── EXCERPTED DATA
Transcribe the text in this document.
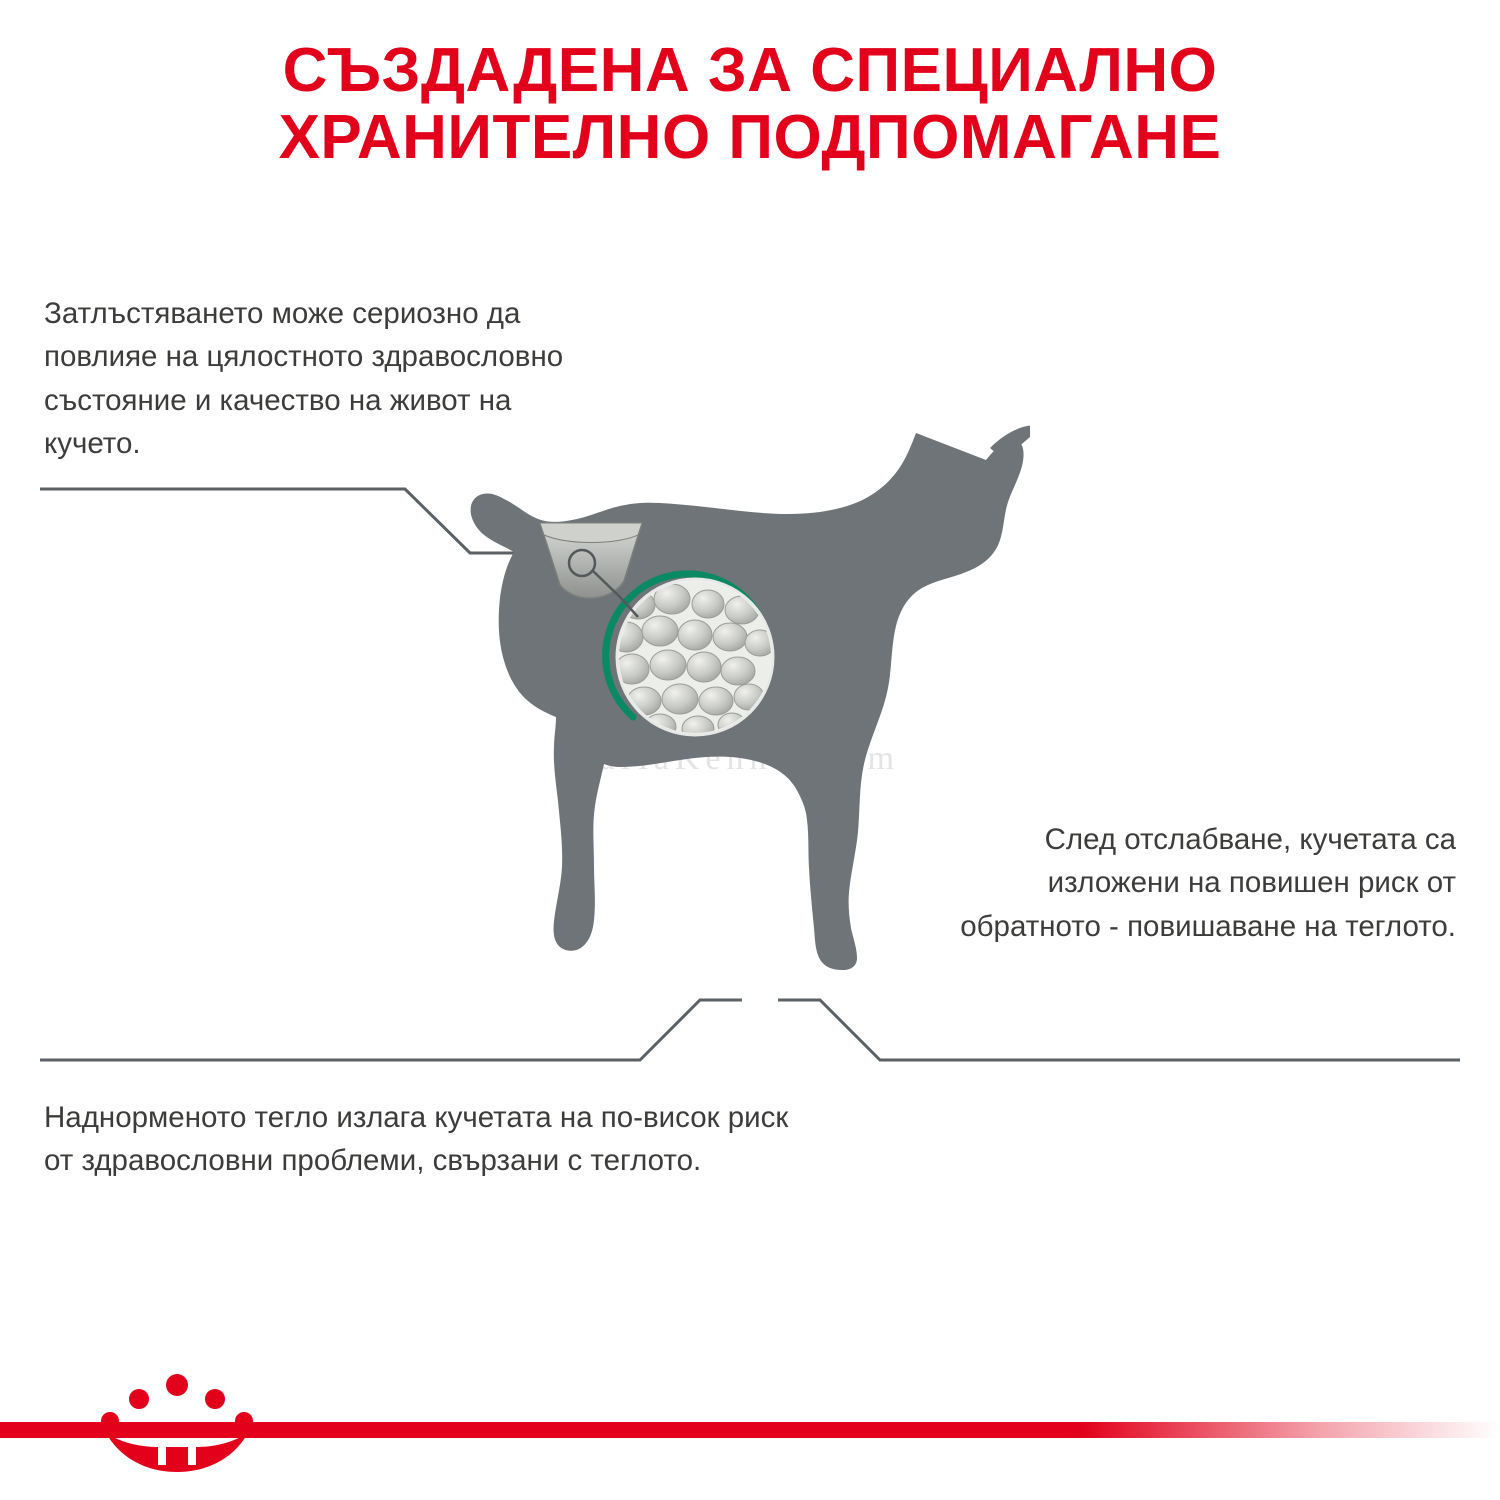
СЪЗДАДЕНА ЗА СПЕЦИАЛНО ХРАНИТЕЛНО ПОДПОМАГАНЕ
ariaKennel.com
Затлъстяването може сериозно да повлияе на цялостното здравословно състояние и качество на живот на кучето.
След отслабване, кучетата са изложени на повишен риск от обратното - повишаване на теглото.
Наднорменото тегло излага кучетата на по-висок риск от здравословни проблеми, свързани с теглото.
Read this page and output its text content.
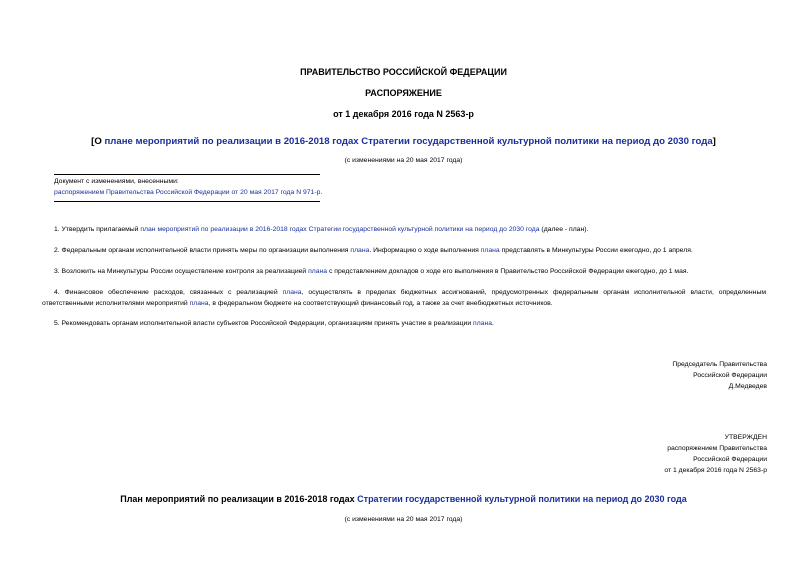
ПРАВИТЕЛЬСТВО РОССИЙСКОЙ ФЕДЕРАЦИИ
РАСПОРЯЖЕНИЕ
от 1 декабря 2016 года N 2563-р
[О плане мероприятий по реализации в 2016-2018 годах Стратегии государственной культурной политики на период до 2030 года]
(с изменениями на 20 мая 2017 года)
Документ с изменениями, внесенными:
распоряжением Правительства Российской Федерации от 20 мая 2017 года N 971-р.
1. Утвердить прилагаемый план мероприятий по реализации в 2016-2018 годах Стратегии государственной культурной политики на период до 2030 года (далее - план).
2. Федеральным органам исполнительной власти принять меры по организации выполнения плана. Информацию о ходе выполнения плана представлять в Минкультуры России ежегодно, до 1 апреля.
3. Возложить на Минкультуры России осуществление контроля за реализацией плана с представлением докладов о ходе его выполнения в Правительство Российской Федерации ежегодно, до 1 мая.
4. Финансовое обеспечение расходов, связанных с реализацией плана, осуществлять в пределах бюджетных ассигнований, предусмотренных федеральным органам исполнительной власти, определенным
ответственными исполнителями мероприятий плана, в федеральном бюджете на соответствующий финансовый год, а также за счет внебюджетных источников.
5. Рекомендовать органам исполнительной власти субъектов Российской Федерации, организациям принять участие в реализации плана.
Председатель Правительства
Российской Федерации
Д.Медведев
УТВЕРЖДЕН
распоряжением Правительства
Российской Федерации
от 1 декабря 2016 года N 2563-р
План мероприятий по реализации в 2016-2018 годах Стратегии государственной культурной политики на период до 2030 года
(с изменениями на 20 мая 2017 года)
────
| WHAT YOU SHOULD DO |
Give every line back word for word and leave the pictures out.

| RESULT OF THIS TASK |
Transcribe the text in this document.
СЪЗДАДЕНА ЗА СПЕЦИАЛНО ХРАНИТЕЛНО ПОДПОМАГАНЕ
ariaKennel.com
Затлъстяването може сериозно да повлияе на цялостното здравословно състояние и качество на живот на кучето.
След отслабване, кучетата са изложени на повишен риск от обратното - повишаване на теглото.
Наднорменото тегло излага кучетата на по-висок риск от здравословни проблеми, свързани с теглото.
Read this page and output its text content.
ПРАВИТЕЛЬСТВО РОССИЙСКОЙ ФЕДЕРАЦИИ
РАСПОРЯЖЕНИЕ
от 1 декабря 2016 года N 2563-р
[О плане мероприятий по реализации в 2016-2018 годах Стратегии государственной культурной политики на период до 2030 года]
(с изменениями на 20 мая 2017 года)
Документ с изменениями, внесенными:
распоряжением Правительства Российской Федерации от 20 мая 2017 года N 971-р.
1. Утвердить прилагаемый план мероприятий по реализации в 2016-2018 годах Стратегии государственной культурной политики на период до 2030 года (далее - план).
2. Федеральным органам исполнительной власти принять меры по организации выполнения плана. Информацию о ходе выполнения плана представлять в Минкультуры России ежегодно, до 1 апреля.
3. Возложить на Минкультуры России осуществление контроля за реализацией плана с представлением докладов о ходе его выполнения в Правительство Российской Федерации ежегодно, до 1 мая.
4. Финансовое обеспечение расходов, связанных с реализацией плана, осуществлять в пределах бюджетных ассигнований, предусмотренных федеральным органам исполнительной власти, определенным
ответственными исполнителями мероприятий плана, в федеральном бюджете на соответствующий финансовый год, а также за счет внебюджетных источников.
5. Рекомендовать органам исполнительной власти субъектов Российской Федерации, организациям принять участие в реализации плана.
Председатель Правительства
Российской Федерации
Д.Медведев
УТВЕРЖДЕН
распоряжением Правительства
Российской Федерации
от 1 декабря 2016 года N 2563-р
План мероприятий по реализации в 2016-2018 годах Стратегии государственной культурной политики на период до 2030 года
(с изменениями на 20 мая 2017 года)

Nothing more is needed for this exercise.